WHAT TO PRODUCE -
Check every line below for the word "JOTA" and copy the ones that have it.

[Begin LISTED RECORDS]

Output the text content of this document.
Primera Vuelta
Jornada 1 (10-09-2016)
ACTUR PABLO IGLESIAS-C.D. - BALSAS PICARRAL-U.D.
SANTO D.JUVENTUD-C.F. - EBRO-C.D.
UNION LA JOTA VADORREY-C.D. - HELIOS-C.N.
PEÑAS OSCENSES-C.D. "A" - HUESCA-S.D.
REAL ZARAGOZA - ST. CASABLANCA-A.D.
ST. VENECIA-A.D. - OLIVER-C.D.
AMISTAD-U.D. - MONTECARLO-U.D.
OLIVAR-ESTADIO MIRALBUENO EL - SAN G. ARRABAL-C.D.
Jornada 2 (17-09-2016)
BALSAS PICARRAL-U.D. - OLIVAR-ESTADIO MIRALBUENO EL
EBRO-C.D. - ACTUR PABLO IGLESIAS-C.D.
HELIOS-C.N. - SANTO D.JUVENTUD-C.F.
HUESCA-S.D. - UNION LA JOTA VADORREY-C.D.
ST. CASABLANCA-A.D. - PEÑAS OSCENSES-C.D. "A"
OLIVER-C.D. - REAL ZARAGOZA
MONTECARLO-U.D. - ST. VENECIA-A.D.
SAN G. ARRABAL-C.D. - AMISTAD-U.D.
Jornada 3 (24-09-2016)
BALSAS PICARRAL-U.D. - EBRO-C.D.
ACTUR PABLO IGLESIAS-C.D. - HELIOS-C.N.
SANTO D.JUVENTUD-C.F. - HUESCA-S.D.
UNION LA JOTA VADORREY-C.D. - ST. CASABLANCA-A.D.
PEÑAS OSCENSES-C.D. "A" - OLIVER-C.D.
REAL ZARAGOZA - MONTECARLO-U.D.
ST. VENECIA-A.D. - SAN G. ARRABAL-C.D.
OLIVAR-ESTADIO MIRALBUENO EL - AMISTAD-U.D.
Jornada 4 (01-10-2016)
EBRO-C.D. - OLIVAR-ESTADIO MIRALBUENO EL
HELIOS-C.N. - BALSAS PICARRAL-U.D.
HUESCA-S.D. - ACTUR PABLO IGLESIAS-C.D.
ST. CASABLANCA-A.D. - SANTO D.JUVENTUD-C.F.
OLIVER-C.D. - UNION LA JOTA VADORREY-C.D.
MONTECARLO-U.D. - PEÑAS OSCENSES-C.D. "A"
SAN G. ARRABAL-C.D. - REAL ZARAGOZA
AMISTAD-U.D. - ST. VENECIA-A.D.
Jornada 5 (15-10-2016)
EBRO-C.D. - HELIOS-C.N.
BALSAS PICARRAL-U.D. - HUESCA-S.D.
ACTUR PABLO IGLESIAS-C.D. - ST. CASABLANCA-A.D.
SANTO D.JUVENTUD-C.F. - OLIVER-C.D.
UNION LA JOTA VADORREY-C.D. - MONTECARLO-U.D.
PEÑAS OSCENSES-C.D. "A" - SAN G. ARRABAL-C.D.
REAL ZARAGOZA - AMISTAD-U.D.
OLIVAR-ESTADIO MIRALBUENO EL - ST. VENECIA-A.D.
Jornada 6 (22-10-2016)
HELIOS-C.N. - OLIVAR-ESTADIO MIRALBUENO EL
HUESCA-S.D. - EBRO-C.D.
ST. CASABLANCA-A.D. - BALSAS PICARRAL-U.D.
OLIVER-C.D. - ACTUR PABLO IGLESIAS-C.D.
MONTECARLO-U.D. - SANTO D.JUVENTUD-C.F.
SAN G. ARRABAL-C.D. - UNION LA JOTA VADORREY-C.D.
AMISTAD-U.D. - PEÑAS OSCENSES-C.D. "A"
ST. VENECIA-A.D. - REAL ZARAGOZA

[End LISTED RECORDS]
[Begin LISTED RECORDS]

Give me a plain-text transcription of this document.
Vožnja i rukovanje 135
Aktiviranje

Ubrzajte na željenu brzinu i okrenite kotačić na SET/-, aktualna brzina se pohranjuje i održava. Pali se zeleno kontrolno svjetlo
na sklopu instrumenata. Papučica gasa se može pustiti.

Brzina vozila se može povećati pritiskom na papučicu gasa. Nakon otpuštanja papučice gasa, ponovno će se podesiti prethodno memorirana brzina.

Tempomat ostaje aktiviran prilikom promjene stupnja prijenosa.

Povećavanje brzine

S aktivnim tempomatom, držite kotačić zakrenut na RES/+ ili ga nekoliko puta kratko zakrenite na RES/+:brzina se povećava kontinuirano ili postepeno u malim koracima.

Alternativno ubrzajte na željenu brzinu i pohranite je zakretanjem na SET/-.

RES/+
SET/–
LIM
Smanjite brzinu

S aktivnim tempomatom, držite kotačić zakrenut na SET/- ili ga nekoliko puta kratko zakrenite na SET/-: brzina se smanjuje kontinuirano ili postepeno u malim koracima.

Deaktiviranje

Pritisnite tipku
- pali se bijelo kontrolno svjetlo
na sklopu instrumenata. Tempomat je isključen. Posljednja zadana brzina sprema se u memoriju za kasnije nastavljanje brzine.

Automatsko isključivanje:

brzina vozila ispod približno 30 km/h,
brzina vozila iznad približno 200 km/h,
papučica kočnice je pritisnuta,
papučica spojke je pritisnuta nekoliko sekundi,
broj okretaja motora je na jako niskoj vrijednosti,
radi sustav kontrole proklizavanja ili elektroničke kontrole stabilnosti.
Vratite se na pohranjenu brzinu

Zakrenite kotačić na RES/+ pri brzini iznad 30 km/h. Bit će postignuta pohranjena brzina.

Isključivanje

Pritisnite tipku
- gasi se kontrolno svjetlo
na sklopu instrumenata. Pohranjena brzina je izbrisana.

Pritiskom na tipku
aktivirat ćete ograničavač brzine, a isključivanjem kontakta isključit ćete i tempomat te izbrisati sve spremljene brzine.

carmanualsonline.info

[End LISTED RECORDS]

EXPECTED ANSWER -
UNION LA JOTA VADORREY-C.D. - HELIOS-C.N.
HUESCA-S.D. - UNION LA JOTA VADORREY-C.D.
UNION LA JOTA VADORREY-C.D. - ST. CASABLANCA-A.D.
OLIVER-C.D. - UNION LA JOTA VADORREY-C.D.
UNION LA JOTA VADORREY-C.D. - MONTECARLO-U.D.
SAN G. ARRABAL-C.D. - UNION LA JOTA VADORREY-C.D.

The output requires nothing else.